- [Text]
[start]

Organized by: D. Bernard, B. Bertini, F. H. L. Essler, V. Khemani and T. Prosen
Experimental advances in ultra-cold atomic physics and building quantum simulators have opened up new research areas in quantum many-body physics focused on inherently dynamical properties. Examples of fundamental questions that have been investigated in the last few years included characterizing quantum many-body chaos, describing the spreading of quantum information, defining and classifying novel “dynamical phases” in periodically driven and/or open systems and understanding the effects of quantum noise. Investigating these questions is intrinsically difficult as they pertain to non-equilibrium properties of interacting many-particle quantum systems. Remarkable progress had been achieved by considering simplified models for quantum dynamics, so-called quantum circuits (QC). These retain the key property of spatial locality, but consider discrete time evolution based on sequences of simple quantum gates. These setups can be equivalently thought of as continuous in time but subject to a periodic driving.

[end]

Carry on the text about quantum circuits and many-body dynamics, picking up right after its last sentence. The lines that come next are from an unrelated source.

- [Provided information]
[start]

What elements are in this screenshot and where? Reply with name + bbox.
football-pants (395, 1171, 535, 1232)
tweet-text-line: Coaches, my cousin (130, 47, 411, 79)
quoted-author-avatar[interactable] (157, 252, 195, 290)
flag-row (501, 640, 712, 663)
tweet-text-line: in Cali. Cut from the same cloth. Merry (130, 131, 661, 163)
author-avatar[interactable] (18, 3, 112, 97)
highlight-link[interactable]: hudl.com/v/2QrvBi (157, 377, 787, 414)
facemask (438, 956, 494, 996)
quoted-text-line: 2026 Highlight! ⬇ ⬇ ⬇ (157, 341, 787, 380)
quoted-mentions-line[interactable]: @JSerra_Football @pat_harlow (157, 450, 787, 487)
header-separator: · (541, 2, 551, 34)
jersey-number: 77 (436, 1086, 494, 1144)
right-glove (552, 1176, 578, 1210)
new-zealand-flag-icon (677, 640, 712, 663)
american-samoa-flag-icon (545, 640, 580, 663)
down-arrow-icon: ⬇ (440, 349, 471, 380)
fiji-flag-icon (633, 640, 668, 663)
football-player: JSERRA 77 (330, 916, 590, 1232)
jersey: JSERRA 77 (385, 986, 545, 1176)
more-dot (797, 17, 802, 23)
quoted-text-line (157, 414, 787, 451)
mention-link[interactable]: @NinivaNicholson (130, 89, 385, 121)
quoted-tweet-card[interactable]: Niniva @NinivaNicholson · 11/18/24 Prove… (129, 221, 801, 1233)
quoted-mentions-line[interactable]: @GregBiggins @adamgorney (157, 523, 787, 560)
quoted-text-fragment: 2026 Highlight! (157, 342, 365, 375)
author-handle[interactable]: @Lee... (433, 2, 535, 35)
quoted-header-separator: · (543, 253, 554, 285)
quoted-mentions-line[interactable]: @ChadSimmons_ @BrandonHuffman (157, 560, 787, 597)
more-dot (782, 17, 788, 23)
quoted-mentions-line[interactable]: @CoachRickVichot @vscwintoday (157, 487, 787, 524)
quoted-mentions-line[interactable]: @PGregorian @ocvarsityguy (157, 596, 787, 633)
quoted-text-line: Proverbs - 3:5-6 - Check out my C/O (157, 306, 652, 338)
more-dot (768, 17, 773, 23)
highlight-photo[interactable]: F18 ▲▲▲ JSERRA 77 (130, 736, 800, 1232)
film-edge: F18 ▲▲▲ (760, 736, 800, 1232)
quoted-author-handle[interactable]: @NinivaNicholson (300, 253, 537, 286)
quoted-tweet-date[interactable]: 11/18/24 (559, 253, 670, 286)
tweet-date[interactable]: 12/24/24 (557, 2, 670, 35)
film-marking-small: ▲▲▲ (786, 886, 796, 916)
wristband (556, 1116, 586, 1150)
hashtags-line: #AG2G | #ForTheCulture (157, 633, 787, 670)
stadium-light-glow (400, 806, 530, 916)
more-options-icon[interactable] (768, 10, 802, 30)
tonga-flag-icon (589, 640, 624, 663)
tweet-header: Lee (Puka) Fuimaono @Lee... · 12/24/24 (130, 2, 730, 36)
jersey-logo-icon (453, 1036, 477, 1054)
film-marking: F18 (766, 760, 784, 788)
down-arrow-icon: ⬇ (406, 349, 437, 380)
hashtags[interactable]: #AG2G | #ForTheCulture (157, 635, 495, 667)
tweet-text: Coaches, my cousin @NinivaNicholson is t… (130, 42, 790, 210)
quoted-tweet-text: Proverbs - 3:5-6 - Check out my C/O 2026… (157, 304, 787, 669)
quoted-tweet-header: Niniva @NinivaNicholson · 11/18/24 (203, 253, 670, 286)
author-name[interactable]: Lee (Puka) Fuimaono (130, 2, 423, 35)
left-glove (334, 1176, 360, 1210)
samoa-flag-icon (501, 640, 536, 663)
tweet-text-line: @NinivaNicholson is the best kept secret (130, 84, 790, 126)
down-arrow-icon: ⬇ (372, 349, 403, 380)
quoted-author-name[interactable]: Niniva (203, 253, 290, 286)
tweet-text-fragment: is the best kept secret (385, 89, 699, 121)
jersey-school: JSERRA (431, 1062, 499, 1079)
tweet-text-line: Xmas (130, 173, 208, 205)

[end]

- [Right answer]
QC allow the analysis of both unitary and non-unitary discrete time evolution, which describes noisy or monitored systems. The latter is of particular interest in relation to the technologically-driven recent emergence of noisy, intermediate-scale quantum devices
(NISQ). These exhibit environmental noise and decoherence and also allow partial quantum measurements during the dynamics (a key capability for error correction in future “fault-tolerant” quantum computers). QC are particular classes of tensor networks, which have revolutionized our understanding of the role of quantum entanglement in many-particle quantum systems and are the numerical method of choice for investigating quantum dynamics in low dimensions. One objective of studying quantum circuits has been to understand how to modify existing tensor network methods in order to overcome the so-called entanglement barrier in non-equilibrium dynamics.
A separate but closely related line of research has focused on formulating and solving paradigmatic models for stochastic continuous-time dynamics in extended systems. Here a key objective is to develop a quantum analogue of the celebrated macroscopic fluctuation
theory, which provides an effective description of transport and fluctuations in classical stochastic systems. A key stepping stone in this classical context was the formulation of exactly solvable models such as simple exclusion processes. Very recently quantum
versions of these processes have been formulated and it was shown that the noise-averaged dynamics is described by Lindblad equations that can be mapped to unusual kinds of quantum integrable models. Interestingly, in particular limits and settings these models reduce to the extensively studied classical exclusion processes.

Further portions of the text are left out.